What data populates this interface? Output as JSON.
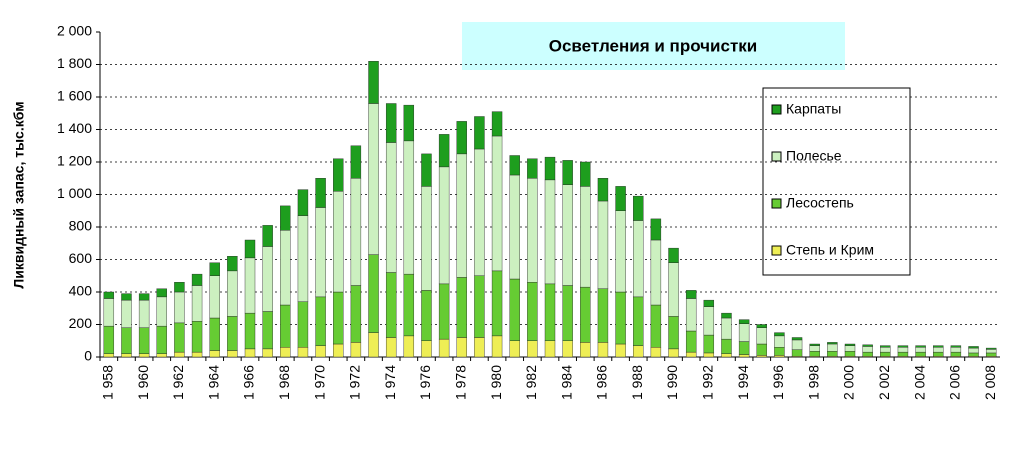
{
  "chart_data": {
    "type": "stacked-bar",
    "title": "Осветления и прочистки",
    "y_label": "Ликвидный запас, тыс.кбм",
    "categories": [
      "1 958",
      null,
      "1 960",
      null,
      "1 962",
      null,
      "1 964",
      null,
      "1 966",
      null,
      "1 968",
      null,
      "1 970",
      null,
      "1 972",
      null,
      "1 974",
      null,
      "1 976",
      null,
      "1 978",
      null,
      "1 980",
      null,
      "1 982",
      null,
      "1 984",
      null,
      "1 986",
      null,
      "1 988",
      null,
      "1 990",
      null,
      "1 992",
      null,
      "1 994",
      null,
      "1 996",
      null,
      "1 998",
      null,
      "2 000",
      null,
      "2 002",
      null,
      "2 004",
      null,
      "2 006",
      null,
      "2 008"
    ],
    "series": [
      {
        "name": "Степь и Крим",
        "color": "#eeee55",
        "values": [
          20,
          20,
          20,
          20,
          30,
          30,
          40,
          40,
          50,
          50,
          60,
          60,
          70,
          80,
          90,
          150,
          120,
          130,
          100,
          110,
          120,
          120,
          130,
          100,
          100,
          100,
          100,
          90,
          90,
          80,
          70,
          60,
          50,
          30,
          25,
          20,
          15,
          10,
          10,
          5,
          5,
          5,
          5,
          5,
          5,
          5,
          5,
          5,
          5,
          5,
          5
        ]
      },
      {
        "name": "Лесостепь",
        "color": "#66cc33",
        "values": [
          170,
          160,
          160,
          170,
          180,
          190,
          200,
          210,
          220,
          230,
          260,
          280,
          300,
          320,
          350,
          480,
          400,
          380,
          310,
          340,
          370,
          380,
          400,
          380,
          360,
          350,
          340,
          340,
          330,
          320,
          300,
          260,
          200,
          130,
          110,
          90,
          80,
          70,
          50,
          40,
          30,
          30,
          30,
          25,
          25,
          25,
          25,
          25,
          25,
          20,
          20
        ]
      },
      {
        "name": "Полесье",
        "color": "#ccf0c0",
        "values": [
          170,
          170,
          170,
          180,
          190,
          220,
          260,
          280,
          340,
          400,
          460,
          530,
          550,
          620,
          660,
          930,
          800,
          820,
          640,
          720,
          760,
          780,
          830,
          640,
          640,
          640,
          620,
          620,
          540,
          500,
          470,
          400,
          330,
          200,
          175,
          130,
          110,
          100,
          70,
          60,
          35,
          45,
          35,
          35,
          30,
          30,
          30,
          30,
          30,
          30,
          22
        ]
      },
      {
        "name": "Карпаты",
        "color": "#1e9e1e",
        "values": [
          40,
          40,
          40,
          50,
          60,
          70,
          80,
          90,
          110,
          130,
          150,
          160,
          180,
          200,
          200,
          260,
          240,
          220,
          200,
          200,
          200,
          200,
          150,
          120,
          120,
          140,
          150,
          150,
          140,
          150,
          150,
          130,
          90,
          50,
          40,
          30,
          25,
          20,
          20,
          15,
          10,
          10,
          10,
          10,
          10,
          10,
          10,
          10,
          10,
          10,
          8
        ]
      }
    ],
    "ylim": [
      0,
      2000
    ],
    "yticks": [
      0,
      200,
      400,
      600,
      800,
      {
        "value": 1000,
        "label": "1 000"
      },
      {
        "value": 1200,
        "label": "1 200"
      },
      {
        "value": 1400,
        "label": "1 400"
      },
      {
        "value": 1600,
        "label": "1 600"
      },
      {
        "value": 1800,
        "label": "1 800"
      },
      {
        "value": 2000,
        "label": "2 000"
      }
    ],
    "grid": true
  }
}
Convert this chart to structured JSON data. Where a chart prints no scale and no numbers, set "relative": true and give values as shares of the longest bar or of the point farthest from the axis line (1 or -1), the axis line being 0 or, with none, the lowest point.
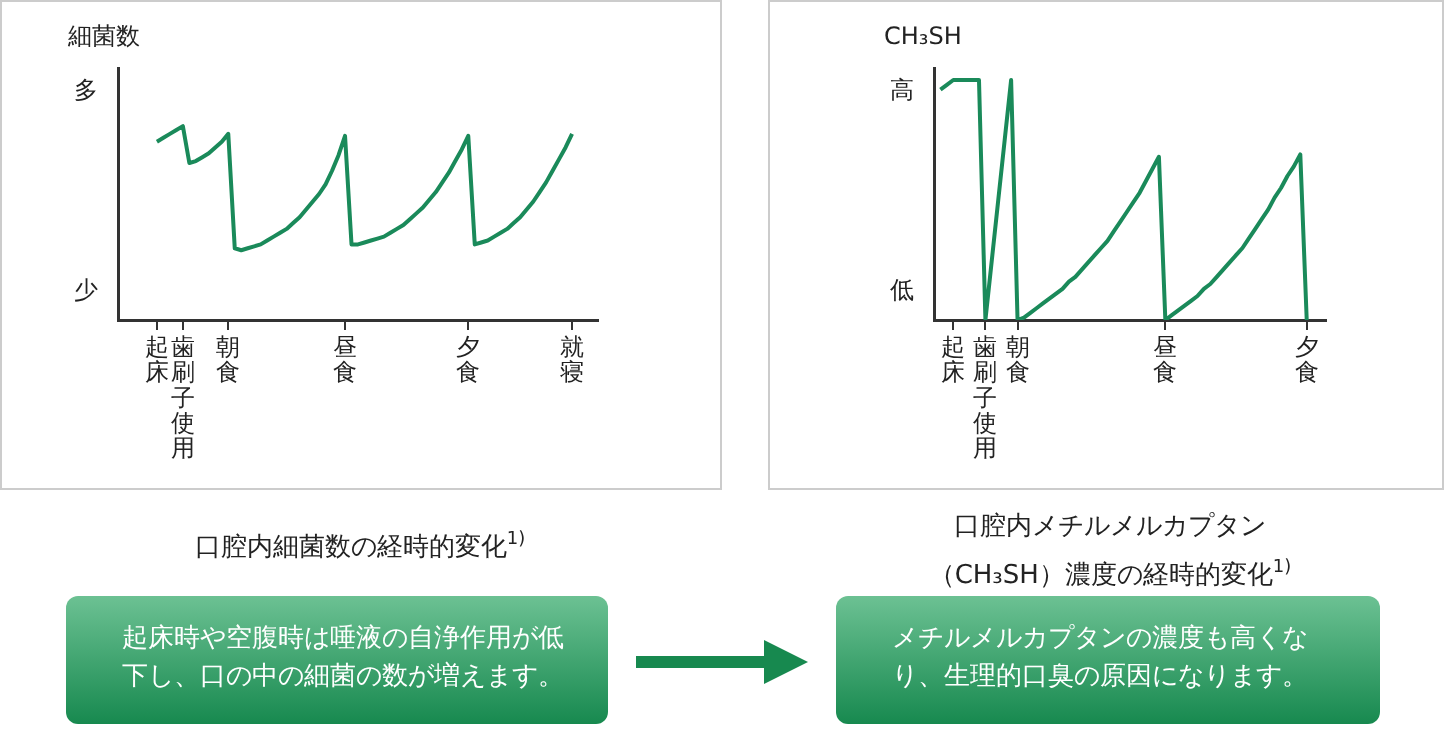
{
  "chart_data": [
    {
      "type": "line",
      "title": "口腔内細菌数の経時的変化$^{1)}$",
      "ylabel": "細菌数",
      "relative": true,
      "color": "#1a8a5a",
      "marker": "none",
      "line_style": "solid",
      "categories": [
        null,
        null,
        null,
        null,
        null,
        null,
        "起床",
        null,
        null,
        null,
        "歯刷子使用",
        null,
        null,
        null,
        null,
        null,
        null,
        "朝食",
        null,
        null,
        null,
        null,
        null,
        null,
        null,
        null,
        null,
        null,
        null,
        null,
        null,
        null,
        null,
        null,
        null,
        "昼食",
        null,
        null,
        null,
        null,
        null,
        null,
        null,
        null,
        null,
        null,
        null,
        null,
        null,
        null,
        null,
        null,
        null,
        null,
        "夕食",
        null,
        null,
        null,
        null,
        null,
        null,
        null,
        null,
        null,
        null,
        null,
        null,
        null,
        null,
        null,
        "就寝",
        null,
        null,
        null,
        null
      ],
      "values": [
        null,
        null,
        null,
        null,
        null,
        null,
        0.92,
        0.94,
        0.96,
        0.98,
        1,
        0.81,
        0.82,
        0.84,
        0.86,
        0.89,
        0.92,
        0.96,
        0.37,
        0.36,
        0.37,
        0.38,
        0.39,
        0.41,
        0.43,
        0.45,
        0.47,
        0.5,
        0.53,
        0.57,
        0.61,
        0.65,
        0.7,
        0.77,
        0.85,
        0.95,
        0.39,
        0.39,
        0.4,
        0.41,
        0.42,
        0.43,
        0.45,
        0.47,
        0.49,
        0.52,
        0.55,
        0.58,
        0.62,
        0.66,
        0.71,
        0.76,
        0.82,
        0.88,
        0.95,
        0.39,
        0.4,
        0.41,
        0.43,
        0.45,
        0.47,
        0.5,
        0.53,
        0.57,
        0.61,
        0.66,
        0.71,
        0.77,
        0.83,
        0.89,
        0.96,
        null,
        null,
        null,
        null
      ],
      "annotations": [
        "多",
        "少",
        "起床時や空腹時は唾液の自浄作用が低下し、口の中の細菌の数が増えます。"
      ]
    },
    {
      "type": "line",
      "title": "口腔内メチルメルカプタン（CH₃SH）濃度の経時的変化$^{1)}$",
      "ylabel": "CH₃SH",
      "relative": true,
      "color": "#1a8a5a",
      "marker": "none",
      "line_style": "solid",
      "categories": [
        null,
        null,
        null,
        "起床",
        null,
        null,
        null,
        null,
        "歯刷子使用",
        null,
        null,
        null,
        null,
        "朝食",
        null,
        null,
        null,
        null,
        null,
        null,
        null,
        null,
        null,
        null,
        null,
        null,
        null,
        null,
        null,
        null,
        null,
        null,
        null,
        null,
        null,
        null,
        "昼食",
        null,
        null,
        null,
        null,
        null,
        null,
        null,
        null,
        null,
        null,
        null,
        null,
        null,
        null,
        null,
        null,
        null,
        null,
        null,
        null,
        null,
        "夕食",
        null,
        null,
        null
      ],
      "values": [
        null,
        0.96,
        0.98,
        1,
        1,
        1,
        1,
        1,
        0,
        0.25,
        0.5,
        0.75,
        1,
        0,
        0.01,
        0.03,
        0.05,
        0.07,
        0.09,
        0.11,
        0.13,
        0.16,
        0.18,
        0.21,
        0.24,
        0.27,
        0.3,
        0.33,
        0.37,
        0.41,
        0.45,
        0.49,
        0.53,
        0.58,
        0.63,
        0.68,
        0,
        0.02,
        0.04,
        0.06,
        0.08,
        0.1,
        0.13,
        0.15,
        0.18,
        0.21,
        0.24,
        0.27,
        0.3,
        0.34,
        0.38,
        0.42,
        0.46,
        0.51,
        0.55,
        0.6,
        0.64,
        0.69,
        0,
        null,
        null,
        null
      ],
      "annotations": [
        "高",
        "低",
        "メチルメルカプタンの濃度も高くなり、生理的口臭の原因になります。"
      ]
    }
  ]
}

__________________________________________________

Of the lines in the records, determine how many contain the word "color", and report that number alone.

> **Response to the exercise**: 6